PROVIDED DATA

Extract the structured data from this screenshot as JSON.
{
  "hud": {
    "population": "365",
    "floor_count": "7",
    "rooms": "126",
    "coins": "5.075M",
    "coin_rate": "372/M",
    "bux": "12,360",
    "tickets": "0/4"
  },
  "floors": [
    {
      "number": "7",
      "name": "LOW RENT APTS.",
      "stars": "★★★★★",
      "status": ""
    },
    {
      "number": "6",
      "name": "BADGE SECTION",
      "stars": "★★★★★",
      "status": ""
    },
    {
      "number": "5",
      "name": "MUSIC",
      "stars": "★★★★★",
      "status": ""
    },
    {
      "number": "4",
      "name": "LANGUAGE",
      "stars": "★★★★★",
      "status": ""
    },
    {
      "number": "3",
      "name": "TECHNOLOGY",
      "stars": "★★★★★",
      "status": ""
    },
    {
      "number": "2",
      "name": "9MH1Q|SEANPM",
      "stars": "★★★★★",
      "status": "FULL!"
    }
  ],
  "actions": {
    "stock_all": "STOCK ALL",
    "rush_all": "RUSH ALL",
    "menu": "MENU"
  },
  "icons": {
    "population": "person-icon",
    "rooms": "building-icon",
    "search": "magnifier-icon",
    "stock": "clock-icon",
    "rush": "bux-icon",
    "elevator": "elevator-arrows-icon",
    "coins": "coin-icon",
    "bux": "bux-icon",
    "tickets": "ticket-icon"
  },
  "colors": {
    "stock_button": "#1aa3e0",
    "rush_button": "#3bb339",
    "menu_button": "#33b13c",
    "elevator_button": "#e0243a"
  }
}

SET EXERCISE
Go through the records line by line and count those containing the string "population". Give only the total.

FINISHED TASK
2